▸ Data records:
-------
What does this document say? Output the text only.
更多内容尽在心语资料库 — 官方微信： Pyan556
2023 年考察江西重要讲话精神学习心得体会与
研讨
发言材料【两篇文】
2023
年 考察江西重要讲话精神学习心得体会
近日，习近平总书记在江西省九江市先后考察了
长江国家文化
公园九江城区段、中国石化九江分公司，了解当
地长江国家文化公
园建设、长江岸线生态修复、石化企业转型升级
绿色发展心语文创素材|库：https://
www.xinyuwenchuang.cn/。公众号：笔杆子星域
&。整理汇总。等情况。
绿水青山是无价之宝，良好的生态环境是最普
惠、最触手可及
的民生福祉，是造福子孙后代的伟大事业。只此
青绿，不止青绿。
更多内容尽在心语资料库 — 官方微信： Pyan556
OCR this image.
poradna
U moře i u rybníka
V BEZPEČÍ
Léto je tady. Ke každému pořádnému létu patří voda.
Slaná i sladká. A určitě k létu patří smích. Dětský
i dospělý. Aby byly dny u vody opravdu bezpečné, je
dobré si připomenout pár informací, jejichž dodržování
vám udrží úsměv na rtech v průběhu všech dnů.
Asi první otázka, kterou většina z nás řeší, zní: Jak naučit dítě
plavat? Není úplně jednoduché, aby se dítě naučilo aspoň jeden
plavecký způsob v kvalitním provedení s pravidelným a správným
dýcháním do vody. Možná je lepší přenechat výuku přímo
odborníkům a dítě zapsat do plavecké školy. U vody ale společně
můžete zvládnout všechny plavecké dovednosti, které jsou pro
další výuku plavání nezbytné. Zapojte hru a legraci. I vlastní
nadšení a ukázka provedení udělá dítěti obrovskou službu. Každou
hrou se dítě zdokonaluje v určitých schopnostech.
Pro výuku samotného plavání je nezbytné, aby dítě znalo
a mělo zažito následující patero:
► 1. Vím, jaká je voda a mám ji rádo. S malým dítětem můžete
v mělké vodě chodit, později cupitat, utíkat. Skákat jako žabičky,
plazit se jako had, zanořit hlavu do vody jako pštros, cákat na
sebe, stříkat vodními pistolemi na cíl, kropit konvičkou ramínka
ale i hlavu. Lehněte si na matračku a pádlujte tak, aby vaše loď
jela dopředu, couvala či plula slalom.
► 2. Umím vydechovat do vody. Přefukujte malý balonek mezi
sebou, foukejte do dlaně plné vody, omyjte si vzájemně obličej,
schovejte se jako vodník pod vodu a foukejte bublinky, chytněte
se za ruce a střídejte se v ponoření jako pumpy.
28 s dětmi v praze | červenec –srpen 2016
-------
▸ OBJECTIVE:
Return the listing above word for word.

▸ ANSWER BELOW:
What does this document say? Output the text only.
更多内容尽在心语资料库 — 官方微信： Pyan556
2023 年考察江西重要讲话精神学习心得体会与
研讨
发言材料【两篇文】
2023
年 考察江西重要讲话精神学习心得体会
近日，习近平总书记在江西省九江市先后考察了
长江国家文化
公园九江城区段、中国石化九江分公司，了解当
地长江国家文化公
园建设、长江岸线生态修复、石化企业转型升级
绿色发展心语文创素材|库：https://
www.xinyuwenchuang.cn/。公众号：笔杆子星域
&。整理汇总。等情况。
绿水青山是无价之宝，良好的生态环境是最普
惠、最触手可及
的民生福祉，是造福子孙后代的伟大事业。只此
青绿，不止青绿。
更多内容尽在心语资料库 — 官方微信： Pyan556
OCR this image.
poradna
U moře i u rybníka
V BEZPEČÍ
Léto je tady. Ke každému pořádnému létu patří voda.
Slaná i sladká. A určitě k létu patří smích. Dětský
i dospělý. Aby byly dny u vody opravdu bezpečné, je
dobré si připomenout pár informací, jejichž dodržování
vám udrží úsměv na rtech v průběhu všech dnů.
Asi první otázka, kterou většina z nás řeší, zní: Jak naučit dítě
plavat? Není úplně jednoduché, aby se dítě naučilo aspoň jeden
plavecký způsob v kvalitním provedení s pravidelným a správným
dýcháním do vody. Možná je lepší přenechat výuku přímo
odborníkům a dítě zapsat do plavecké školy. U vody ale společně
můžete zvládnout všechny plavecké dovednosti, které jsou pro
další výuku plavání nezbytné. Zapojte hru a legraci. I vlastní
nadšení a ukázka provedení udělá dítěti obrovskou službu. Každou
hrou se dítě zdokonaluje v určitých schopnostech.
Pro výuku samotného plavání je nezbytné, aby dítě znalo
a mělo zažito následující patero:
► 1. Vím, jaká je voda a mám ji rádo. S malým dítětem můžete
v mělké vodě chodit, později cupitat, utíkat. Skákat jako žabičky,
plazit se jako had, zanořit hlavu do vody jako pštros, cákat na
sebe, stříkat vodními pistolemi na cíl, kropit konvičkou ramínka
ale i hlavu. Lehněte si na matračku a pádlujte tak, aby vaše loď
jela dopředu, couvala či plula slalom.
► 2. Umím vydechovat do vody. Přefukujte malý balonek mezi
sebou, foukejte do dlaně plné vody, omyjte si vzájemně obličej,
schovejte se jako vodník pod vodu a foukejte bublinky, chytněte
se za ruce a střídejte se v ponoření jako pumpy.
28 s dětmi v praze | červenec –srpen 2016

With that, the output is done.